(Records)
==============================

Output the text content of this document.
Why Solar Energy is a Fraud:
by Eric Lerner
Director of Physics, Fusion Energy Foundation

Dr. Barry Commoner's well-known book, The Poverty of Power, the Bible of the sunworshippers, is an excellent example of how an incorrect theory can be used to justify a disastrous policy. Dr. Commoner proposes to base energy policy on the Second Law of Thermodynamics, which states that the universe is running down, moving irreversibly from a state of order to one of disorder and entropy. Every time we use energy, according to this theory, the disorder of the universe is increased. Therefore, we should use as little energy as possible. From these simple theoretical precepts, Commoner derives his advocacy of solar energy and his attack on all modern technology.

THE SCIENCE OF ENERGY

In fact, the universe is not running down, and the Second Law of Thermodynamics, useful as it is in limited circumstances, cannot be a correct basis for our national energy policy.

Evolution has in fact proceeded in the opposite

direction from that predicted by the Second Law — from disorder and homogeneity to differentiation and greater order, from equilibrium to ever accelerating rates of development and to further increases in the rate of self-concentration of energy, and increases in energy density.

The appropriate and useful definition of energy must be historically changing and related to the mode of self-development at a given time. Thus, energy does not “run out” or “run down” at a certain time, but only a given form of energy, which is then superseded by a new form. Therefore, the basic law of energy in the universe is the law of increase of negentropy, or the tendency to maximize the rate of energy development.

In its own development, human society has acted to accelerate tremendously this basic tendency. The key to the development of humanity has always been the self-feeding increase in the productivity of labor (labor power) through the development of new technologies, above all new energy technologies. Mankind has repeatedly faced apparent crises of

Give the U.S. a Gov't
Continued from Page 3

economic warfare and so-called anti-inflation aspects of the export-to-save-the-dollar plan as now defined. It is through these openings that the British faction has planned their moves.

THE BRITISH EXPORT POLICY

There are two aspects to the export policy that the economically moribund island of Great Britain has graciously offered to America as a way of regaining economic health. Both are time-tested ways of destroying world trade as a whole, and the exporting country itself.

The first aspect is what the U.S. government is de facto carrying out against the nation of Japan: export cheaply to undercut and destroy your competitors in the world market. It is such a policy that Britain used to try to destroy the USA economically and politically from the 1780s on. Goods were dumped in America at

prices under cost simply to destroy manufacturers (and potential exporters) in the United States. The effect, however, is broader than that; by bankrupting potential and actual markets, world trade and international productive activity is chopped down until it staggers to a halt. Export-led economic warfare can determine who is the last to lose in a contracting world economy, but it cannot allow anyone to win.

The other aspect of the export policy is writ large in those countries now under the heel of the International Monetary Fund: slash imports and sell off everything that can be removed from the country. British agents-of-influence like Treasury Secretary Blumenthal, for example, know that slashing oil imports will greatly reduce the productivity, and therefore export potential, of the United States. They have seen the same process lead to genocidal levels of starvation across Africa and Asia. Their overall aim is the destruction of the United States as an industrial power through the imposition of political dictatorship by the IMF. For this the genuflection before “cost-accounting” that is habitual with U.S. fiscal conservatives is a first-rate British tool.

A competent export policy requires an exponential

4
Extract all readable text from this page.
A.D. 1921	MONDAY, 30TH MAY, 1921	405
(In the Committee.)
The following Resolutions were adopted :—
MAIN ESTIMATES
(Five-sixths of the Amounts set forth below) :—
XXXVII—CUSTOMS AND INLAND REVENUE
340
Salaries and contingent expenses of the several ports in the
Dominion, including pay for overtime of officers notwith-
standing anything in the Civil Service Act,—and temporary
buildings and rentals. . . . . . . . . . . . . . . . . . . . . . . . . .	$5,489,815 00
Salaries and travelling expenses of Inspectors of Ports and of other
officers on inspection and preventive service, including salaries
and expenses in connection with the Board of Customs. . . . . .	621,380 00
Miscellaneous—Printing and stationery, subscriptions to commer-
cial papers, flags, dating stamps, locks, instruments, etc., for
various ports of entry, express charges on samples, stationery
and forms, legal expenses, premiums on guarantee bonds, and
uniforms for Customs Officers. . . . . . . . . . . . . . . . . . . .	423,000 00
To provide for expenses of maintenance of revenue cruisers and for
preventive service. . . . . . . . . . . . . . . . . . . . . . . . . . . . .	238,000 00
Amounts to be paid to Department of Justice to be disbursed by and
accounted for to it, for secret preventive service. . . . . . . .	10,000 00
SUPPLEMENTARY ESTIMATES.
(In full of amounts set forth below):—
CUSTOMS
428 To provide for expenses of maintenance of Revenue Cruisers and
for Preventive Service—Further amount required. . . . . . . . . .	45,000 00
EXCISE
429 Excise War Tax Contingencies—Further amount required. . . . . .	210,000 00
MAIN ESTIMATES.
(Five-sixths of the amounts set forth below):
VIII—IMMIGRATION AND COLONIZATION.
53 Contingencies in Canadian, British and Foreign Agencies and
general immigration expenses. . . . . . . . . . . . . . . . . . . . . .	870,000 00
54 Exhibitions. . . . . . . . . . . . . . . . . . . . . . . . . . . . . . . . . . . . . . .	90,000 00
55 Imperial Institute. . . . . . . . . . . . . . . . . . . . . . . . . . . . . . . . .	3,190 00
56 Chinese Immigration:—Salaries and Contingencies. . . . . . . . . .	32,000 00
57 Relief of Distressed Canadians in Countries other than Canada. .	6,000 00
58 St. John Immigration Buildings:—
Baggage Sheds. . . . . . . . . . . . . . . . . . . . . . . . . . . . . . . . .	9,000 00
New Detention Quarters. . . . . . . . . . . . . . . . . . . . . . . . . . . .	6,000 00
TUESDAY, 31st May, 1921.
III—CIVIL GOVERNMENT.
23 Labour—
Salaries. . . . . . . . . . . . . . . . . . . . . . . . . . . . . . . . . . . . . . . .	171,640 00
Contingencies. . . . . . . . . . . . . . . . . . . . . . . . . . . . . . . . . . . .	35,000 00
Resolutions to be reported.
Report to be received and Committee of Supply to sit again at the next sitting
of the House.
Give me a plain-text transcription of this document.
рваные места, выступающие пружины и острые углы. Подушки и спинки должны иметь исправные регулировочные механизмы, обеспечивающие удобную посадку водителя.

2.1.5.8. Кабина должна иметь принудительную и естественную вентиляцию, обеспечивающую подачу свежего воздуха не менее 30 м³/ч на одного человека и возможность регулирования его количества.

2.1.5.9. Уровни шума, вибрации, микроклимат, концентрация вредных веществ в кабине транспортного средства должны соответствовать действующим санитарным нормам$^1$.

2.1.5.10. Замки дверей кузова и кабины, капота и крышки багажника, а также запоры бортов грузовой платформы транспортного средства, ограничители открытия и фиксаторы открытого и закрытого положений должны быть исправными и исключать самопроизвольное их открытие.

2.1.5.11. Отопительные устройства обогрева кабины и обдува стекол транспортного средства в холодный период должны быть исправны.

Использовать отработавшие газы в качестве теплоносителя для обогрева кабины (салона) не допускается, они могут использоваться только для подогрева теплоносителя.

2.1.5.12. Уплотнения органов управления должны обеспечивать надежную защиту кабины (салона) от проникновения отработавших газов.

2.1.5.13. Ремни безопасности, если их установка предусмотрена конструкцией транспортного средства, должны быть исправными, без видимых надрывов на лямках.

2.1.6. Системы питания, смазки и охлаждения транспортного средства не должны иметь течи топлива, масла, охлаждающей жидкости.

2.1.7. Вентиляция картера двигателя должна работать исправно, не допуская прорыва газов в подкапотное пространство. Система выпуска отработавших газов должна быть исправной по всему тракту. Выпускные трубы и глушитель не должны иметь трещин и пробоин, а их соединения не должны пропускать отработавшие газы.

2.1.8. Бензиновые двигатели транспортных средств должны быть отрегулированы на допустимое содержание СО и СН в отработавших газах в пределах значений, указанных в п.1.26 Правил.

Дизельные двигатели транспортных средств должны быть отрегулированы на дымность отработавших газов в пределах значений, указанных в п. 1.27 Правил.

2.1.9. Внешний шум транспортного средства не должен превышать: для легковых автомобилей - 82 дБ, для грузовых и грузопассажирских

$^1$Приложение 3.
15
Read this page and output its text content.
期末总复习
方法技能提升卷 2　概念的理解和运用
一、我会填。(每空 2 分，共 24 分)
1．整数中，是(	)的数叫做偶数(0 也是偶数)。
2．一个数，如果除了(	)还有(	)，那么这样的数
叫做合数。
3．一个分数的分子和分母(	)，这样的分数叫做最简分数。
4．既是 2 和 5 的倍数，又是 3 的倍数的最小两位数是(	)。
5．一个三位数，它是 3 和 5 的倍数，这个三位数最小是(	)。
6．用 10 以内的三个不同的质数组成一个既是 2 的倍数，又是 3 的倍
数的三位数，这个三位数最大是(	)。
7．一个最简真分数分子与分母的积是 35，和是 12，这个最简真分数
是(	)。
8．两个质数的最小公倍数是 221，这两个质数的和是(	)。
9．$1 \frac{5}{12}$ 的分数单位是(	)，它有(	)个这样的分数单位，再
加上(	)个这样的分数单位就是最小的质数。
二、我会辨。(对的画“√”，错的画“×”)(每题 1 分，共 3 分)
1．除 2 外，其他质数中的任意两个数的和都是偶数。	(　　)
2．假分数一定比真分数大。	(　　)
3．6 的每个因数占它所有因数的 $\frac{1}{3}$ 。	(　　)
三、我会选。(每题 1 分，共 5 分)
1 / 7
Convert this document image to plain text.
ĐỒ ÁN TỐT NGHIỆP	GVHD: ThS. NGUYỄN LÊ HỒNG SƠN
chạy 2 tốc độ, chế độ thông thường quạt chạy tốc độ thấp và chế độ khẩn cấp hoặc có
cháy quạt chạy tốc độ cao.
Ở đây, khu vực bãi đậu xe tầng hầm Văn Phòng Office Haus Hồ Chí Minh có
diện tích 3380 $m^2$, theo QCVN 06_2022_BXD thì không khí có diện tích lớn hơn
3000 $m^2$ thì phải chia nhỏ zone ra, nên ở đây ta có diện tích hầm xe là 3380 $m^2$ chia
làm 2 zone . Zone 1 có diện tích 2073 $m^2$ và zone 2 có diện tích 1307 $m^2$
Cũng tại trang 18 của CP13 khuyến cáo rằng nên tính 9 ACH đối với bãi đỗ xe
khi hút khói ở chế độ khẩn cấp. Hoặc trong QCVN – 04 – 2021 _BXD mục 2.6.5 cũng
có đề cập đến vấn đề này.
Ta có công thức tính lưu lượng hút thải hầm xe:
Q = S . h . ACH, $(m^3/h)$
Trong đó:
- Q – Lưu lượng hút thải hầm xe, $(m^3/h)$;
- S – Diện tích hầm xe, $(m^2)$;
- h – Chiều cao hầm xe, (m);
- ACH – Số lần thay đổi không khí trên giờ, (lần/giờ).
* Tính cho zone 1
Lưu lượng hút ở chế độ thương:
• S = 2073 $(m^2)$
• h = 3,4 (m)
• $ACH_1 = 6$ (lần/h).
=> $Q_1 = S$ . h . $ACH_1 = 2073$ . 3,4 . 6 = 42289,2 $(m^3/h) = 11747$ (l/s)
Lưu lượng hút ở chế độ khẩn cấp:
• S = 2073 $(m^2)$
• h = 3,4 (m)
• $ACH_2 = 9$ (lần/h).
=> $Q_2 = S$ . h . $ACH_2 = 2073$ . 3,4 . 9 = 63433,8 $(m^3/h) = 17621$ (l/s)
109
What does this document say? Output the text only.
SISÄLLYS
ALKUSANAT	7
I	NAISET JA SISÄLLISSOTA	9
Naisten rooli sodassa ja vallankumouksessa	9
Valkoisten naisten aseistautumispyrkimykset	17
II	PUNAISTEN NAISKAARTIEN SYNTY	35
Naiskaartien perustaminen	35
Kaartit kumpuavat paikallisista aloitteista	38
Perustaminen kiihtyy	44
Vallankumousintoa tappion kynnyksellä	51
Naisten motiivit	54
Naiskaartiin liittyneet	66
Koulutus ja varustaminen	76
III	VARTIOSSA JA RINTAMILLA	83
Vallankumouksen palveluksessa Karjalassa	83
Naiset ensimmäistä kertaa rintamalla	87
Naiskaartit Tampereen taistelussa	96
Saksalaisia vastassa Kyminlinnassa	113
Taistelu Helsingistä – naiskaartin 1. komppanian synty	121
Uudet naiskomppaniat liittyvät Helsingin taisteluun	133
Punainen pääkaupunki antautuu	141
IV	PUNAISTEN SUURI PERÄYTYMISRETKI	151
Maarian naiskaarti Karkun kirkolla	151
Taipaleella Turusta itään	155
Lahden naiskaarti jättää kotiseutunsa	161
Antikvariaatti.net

==============================

◆ Set exercise ◆
In the lines above, find each one with "значений" and list it.

◆ Answer ◆
2.1.8. Бензиновые двигатели транспортных средств должны быть отрегулированы на допустимое содержание СО и СН в отработавших газах в пределах значений, указанных в п.1.26 Правил.
Дизельные двигатели транспортных средств должны быть отрегулированы на дымность отработавших газов в пределах значений, указанных в п. 1.27 Правил.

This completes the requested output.